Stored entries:
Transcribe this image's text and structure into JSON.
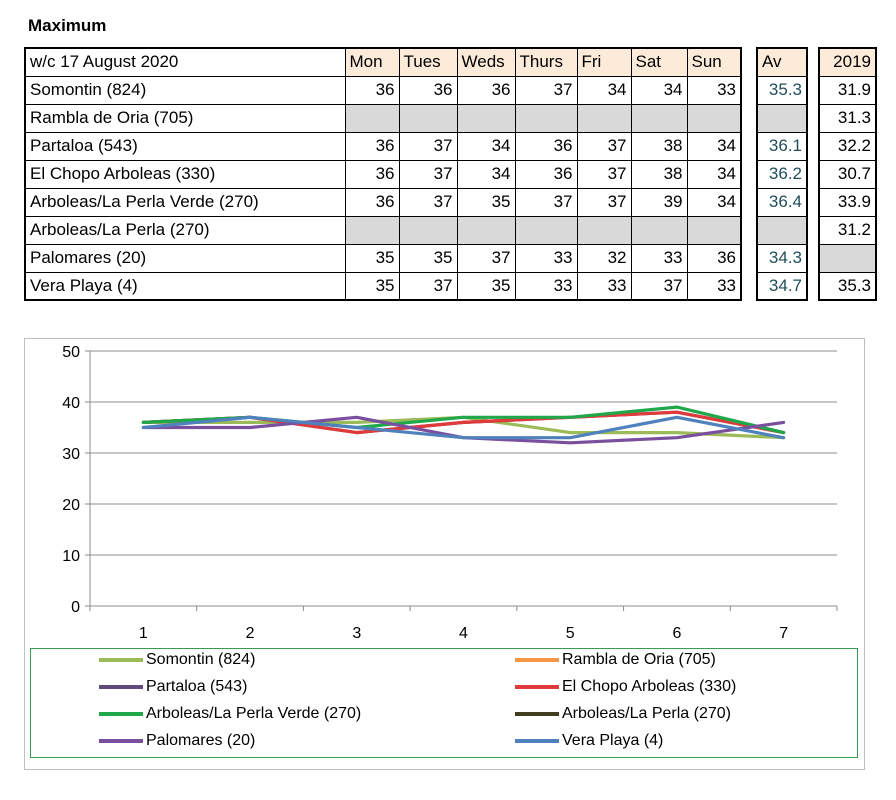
{
  "heading": "Maximum",
  "table": {
    "corner_label": "w/c 17 August  2020",
    "days": [
      "Mon",
      "Tues",
      "Weds",
      "Thurs",
      "Fri",
      "Sat",
      "Sun"
    ],
    "av_label": "Av",
    "year_label": "2019",
    "rows": [
      {
        "station": "Somontin (824)",
        "values": [
          "36",
          "36",
          "36",
          "37",
          "34",
          "34",
          "33"
        ],
        "av": "35.3",
        "y2019": "31.9"
      },
      {
        "station": "Rambla de Oria (705)",
        "values": [
          "",
          "",
          "",
          "",
          "",
          "",
          ""
        ],
        "av": "",
        "y2019": "31.3"
      },
      {
        "station": "Partaloa (543)",
        "values": [
          "36",
          "37",
          "34",
          "36",
          "37",
          "38",
          "34"
        ],
        "av": "36.1",
        "y2019": "32.2"
      },
      {
        "station": "El Chopo  Arboleas (330)",
        "values": [
          "36",
          "37",
          "34",
          "36",
          "37",
          "38",
          "34"
        ],
        "av": "36.2",
        "y2019": "30.7"
      },
      {
        "station": "Arboleas/La Perla Verde (270)",
        "values": [
          "36",
          "37",
          "35",
          "37",
          "37",
          "39",
          "34"
        ],
        "av": "36.4",
        "y2019": "33.9"
      },
      {
        "station": "Arboleas/La Perla (270)",
        "values": [
          "",
          "",
          "",
          "",
          "",
          "",
          ""
        ],
        "av": "",
        "y2019": "31.2"
      },
      {
        "station": "Palomares (20)",
        "values": [
          "35",
          "35",
          "37",
          "33",
          "32",
          "33",
          "36"
        ],
        "av": "34.3",
        "y2019": ""
      },
      {
        "station": "Vera Playa (4)",
        "values": [
          "35",
          "37",
          "35",
          "33",
          "33",
          "37",
          "33"
        ],
        "av": "34.7",
        "y2019": "35.3"
      }
    ]
  },
  "chart_data": {
    "type": "line",
    "title": "",
    "xlabel": "",
    "ylabel": "",
    "x": [
      1,
      2,
      3,
      4,
      5,
      6,
      7
    ],
    "ylim": [
      0,
      50
    ],
    "yticks": [
      0,
      10,
      20,
      30,
      40,
      50
    ],
    "grid": "horizontal",
    "legend": "bottom",
    "series": [
      {
        "name": "Somontin (824)",
        "color": "#9bbb59",
        "values": [
          36,
          36,
          36,
          37,
          34,
          34,
          33
        ]
      },
      {
        "name": "Rambla de Oria (705)",
        "color": "#f79646",
        "values": [
          null,
          null,
          null,
          null,
          null,
          null,
          null
        ]
      },
      {
        "name": "Partaloa (543)",
        "color": "#604a7b",
        "values": [
          36,
          37,
          34,
          36,
          37,
          38,
          34
        ]
      },
      {
        "name": "El Chopo  Arboleas (330)",
        "color": "#e03a3a",
        "values": [
          36,
          37,
          34,
          36,
          37,
          38,
          34
        ]
      },
      {
        "name": "Arboleas/La Perla Verde (270)",
        "color": "#1fa84a",
        "values": [
          36,
          37,
          35,
          37,
          37,
          39,
          34
        ]
      },
      {
        "name": "Arboleas/La Perla (270)",
        "color": "#3f3f1f",
        "values": [
          null,
          null,
          null,
          null,
          null,
          null,
          null
        ]
      },
      {
        "name": "Palomares (20)",
        "color": "#7a4f9e",
        "values": [
          35,
          35,
          37,
          33,
          32,
          33,
          36
        ]
      },
      {
        "name": "Vera Playa (4)",
        "color": "#4f81bd",
        "values": [
          35,
          37,
          35,
          33,
          33,
          37,
          33
        ]
      }
    ]
  }
}
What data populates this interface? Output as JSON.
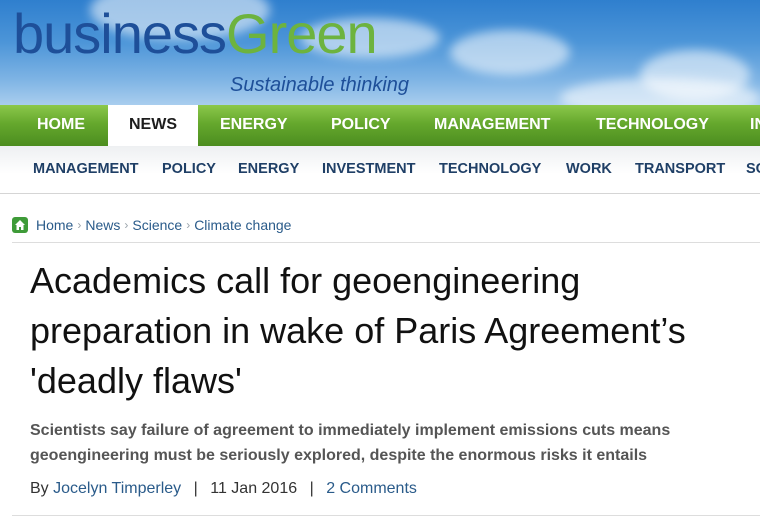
{
  "brand": {
    "logo_part1": "business",
    "logo_part2": "Green",
    "tagline": "Sustainable thinking"
  },
  "primary_nav": [
    "HOME",
    "NEWS",
    "ENERGY",
    "POLICY",
    "MANAGEMENT",
    "TECHNOLOGY",
    "IN"
  ],
  "primary_nav_active": "NEWS",
  "secondary_nav": [
    "MANAGEMENT",
    "POLICY",
    "ENERGY",
    "INVESTMENT",
    "TECHNOLOGY",
    "WORK",
    "TRANSPORT",
    "SC"
  ],
  "breadcrumb": [
    "Home",
    "News",
    "Science",
    "Climate change"
  ],
  "article": {
    "title": "Academics call for geoengineering preparation in wake of Paris Agreement’s 'deadly flaws'",
    "standfirst": "Scientists say failure of agreement to immediately implement emissions cuts means geoengineering must be seriously explored, despite the enormous risks it entails",
    "byline_prefix": "By",
    "author": "Jocelyn Timperley",
    "date": "11 Jan 2016",
    "comments": "2 Comments"
  },
  "colors": {
    "brand_blue": "#1e4f99",
    "brand_green": "#6db33f",
    "nav_green": "#65a82d",
    "link_blue": "#2a5b8a"
  }
}
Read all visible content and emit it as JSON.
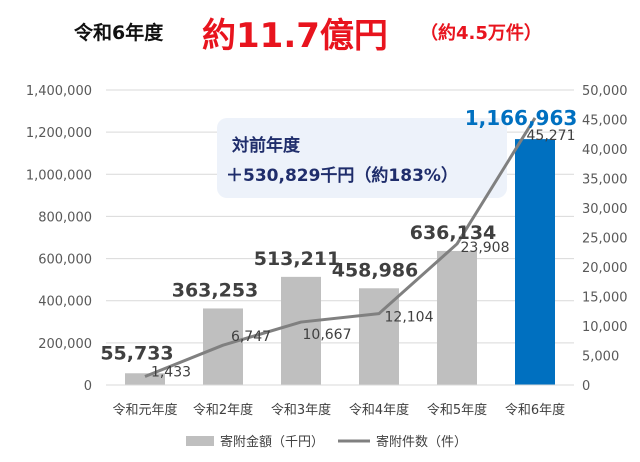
{
  "title": {
    "prefix": "令和6年度",
    "main": "約11.7億円",
    "sub": "（約4.5万件）"
  },
  "callout": {
    "line1": "対前年度",
    "line2": "＋530,829千円（約183%）"
  },
  "colors": {
    "bar": "#bfbfbf",
    "bar_highlight": "#0070c0",
    "line": "#808080",
    "callout_bg": "#edf2fa",
    "title_accent": "#e8141e",
    "highlight_label": "#0070c0"
  },
  "chart_data": {
    "type": "bar",
    "categories": [
      "令和元年度",
      "令和2年度",
      "令和3年度",
      "令和4年度",
      "令和5年度",
      "令和6年度"
    ],
    "series": [
      {
        "name": "寄附金額（千円）",
        "type": "bar",
        "axis": "left",
        "values": [
          55733,
          363253,
          513211,
          458986,
          636134,
          1166963
        ],
        "labels": [
          "55,733",
          "363,253",
          "513,211",
          "458,986",
          "636,134",
          "1,166,963"
        ]
      },
      {
        "name": "寄附件数（件）",
        "type": "line",
        "axis": "right",
        "values": [
          1433,
          6747,
          10667,
          12104,
          23908,
          45271
        ],
        "labels": [
          "1,433",
          "6,747",
          "10,667",
          "12,104",
          "23,908",
          "45,271"
        ]
      }
    ],
    "y_left": {
      "ylim": [
        0,
        1400000
      ],
      "ticks": [
        0,
        200000,
        400000,
        600000,
        800000,
        1000000,
        1200000,
        1400000
      ],
      "tick_labels": [
        "0",
        "200,000",
        "400,000",
        "600,000",
        "800,000",
        "1,000,000",
        "1,200,000",
        "1,400,000"
      ]
    },
    "y_right": {
      "ylim": [
        0,
        50000
      ],
      "ticks": [
        0,
        5000,
        10000,
        15000,
        20000,
        25000,
        30000,
        35000,
        40000,
        45000,
        50000
      ],
      "tick_labels": [
        "0",
        "5,000",
        "10,000",
        "15,000",
        "20,000",
        "25,000",
        "30,000",
        "35,000",
        "40,000",
        "45,000",
        "50,000"
      ]
    },
    "grid": true,
    "legend": "bottom",
    "highlight_index": 5
  }
}
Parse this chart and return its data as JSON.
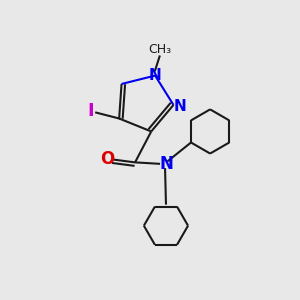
{
  "background_color": "#e8e8e8",
  "bond_color": "#1a1a1a",
  "nitrogen_color": "#0000ee",
  "oxygen_color": "#dd0000",
  "iodine_color": "#cc00cc",
  "figsize": [
    3.0,
    3.0
  ],
  "dpi": 100,
  "xlim": [
    0,
    10
  ],
  "ylim": [
    0,
    10
  ]
}
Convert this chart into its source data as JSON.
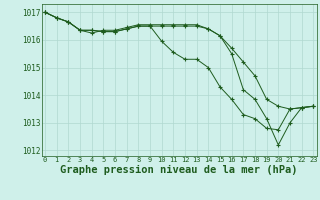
{
  "line1": [
    1017.0,
    1016.8,
    1016.65,
    1016.35,
    1016.25,
    1016.35,
    1016.35,
    1016.45,
    1016.55,
    1016.55,
    1016.55,
    1016.55,
    1016.55,
    1016.55,
    1016.4,
    1016.15,
    1015.7,
    1015.2,
    1014.7,
    1013.85,
    1013.6,
    1013.5,
    1013.55,
    1013.6
  ],
  "line2": [
    1017.0,
    1016.8,
    1016.65,
    1016.35,
    1016.35,
    1016.3,
    1016.3,
    1016.4,
    1016.5,
    1016.5,
    1015.95,
    1015.55,
    1015.3,
    1015.3,
    1015.0,
    1014.3,
    1013.85,
    1013.3,
    1013.15,
    1012.8,
    1012.75,
    1013.5,
    1013.55,
    1013.6
  ],
  "line3": [
    1017.0,
    1016.8,
    1016.65,
    1016.35,
    1016.35,
    1016.3,
    1016.3,
    1016.4,
    1016.5,
    1016.5,
    1016.5,
    1016.5,
    1016.5,
    1016.5,
    1016.4,
    1016.15,
    1015.5,
    1014.2,
    1013.85,
    1013.15,
    1012.2,
    1013.0,
    1013.55,
    1013.6
  ],
  "hours": [
    0,
    1,
    2,
    3,
    4,
    5,
    6,
    7,
    8,
    9,
    10,
    11,
    12,
    13,
    14,
    15,
    16,
    17,
    18,
    19,
    20,
    21,
    22,
    23
  ],
  "ylim": [
    1011.8,
    1017.3
  ],
  "yticks": [
    1012,
    1013,
    1014,
    1015,
    1016,
    1017
  ],
  "bg_color": "#cff0ea",
  "line_color": "#1e5c1e",
  "grid_color": "#b0d8d0",
  "xlabel": "Graphe pression niveau de la mer (hPa)",
  "xlabel_fontsize": 7.5,
  "tick_fontsize": 5.0,
  "ytick_fontsize": 5.5
}
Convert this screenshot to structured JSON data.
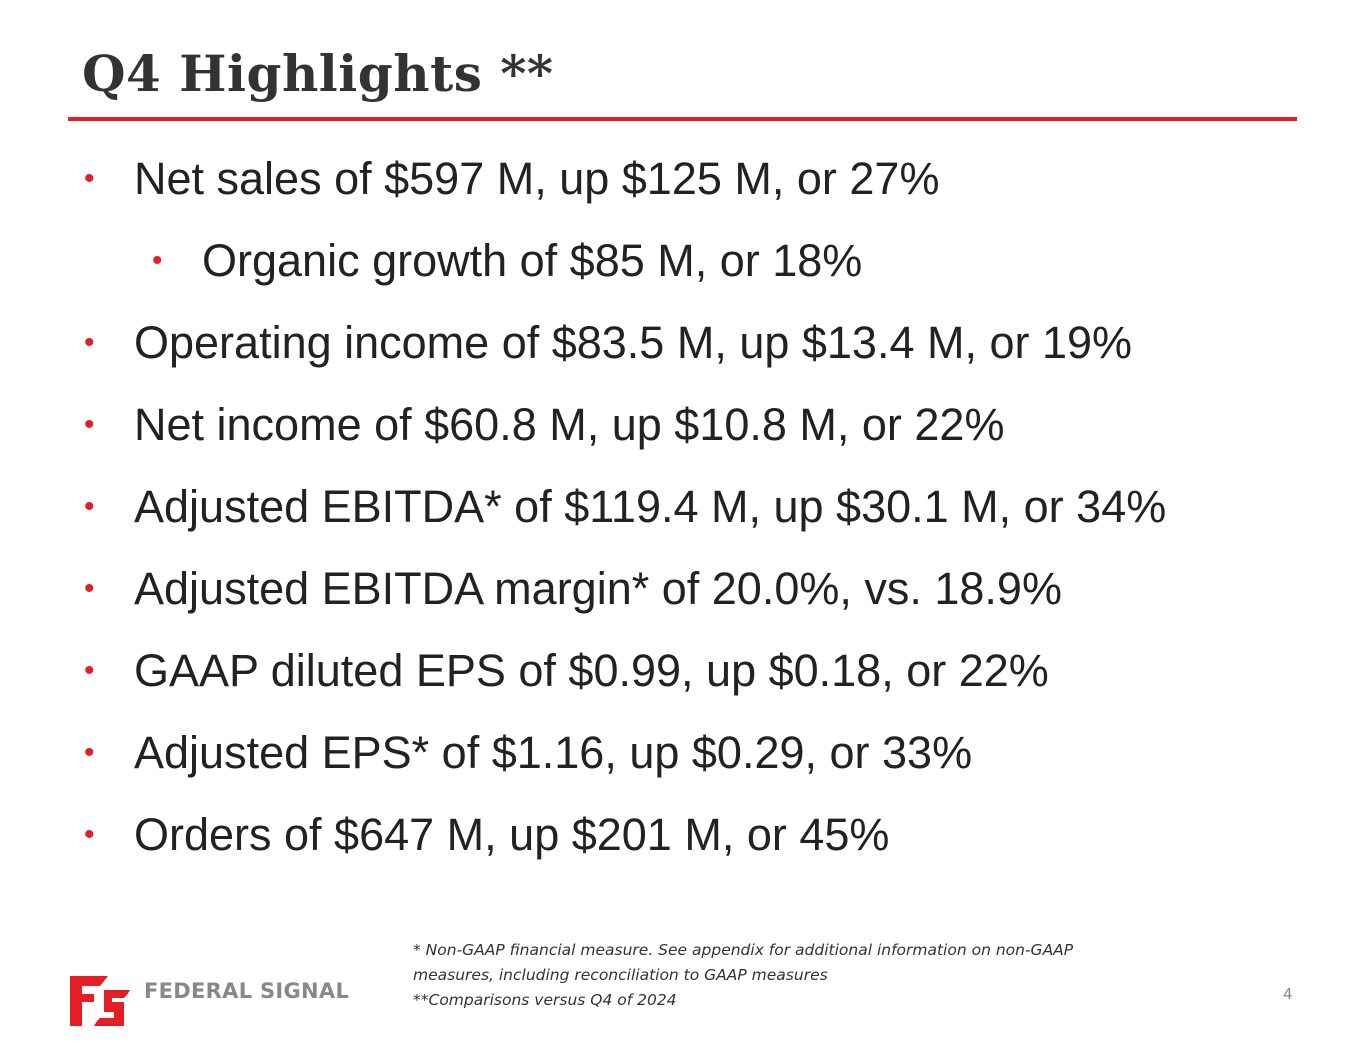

▸ **Written instruction**
Find every line that has "station" in it, then return those lines.

▸ **Answer for the task**
        "station": "Somontin (824)",
        "station": "Rambla de Oria (705)",
        "station": "Partaloa (543)",
        "station": "El Chopo  Arboleas (330)",
        "station": "Arboleas/La Perla Verde (270)",
        "station": "Arboleas/La Perla (270)",
        "station": "Palomares (20)",
        "station": "Vera Playa (4)",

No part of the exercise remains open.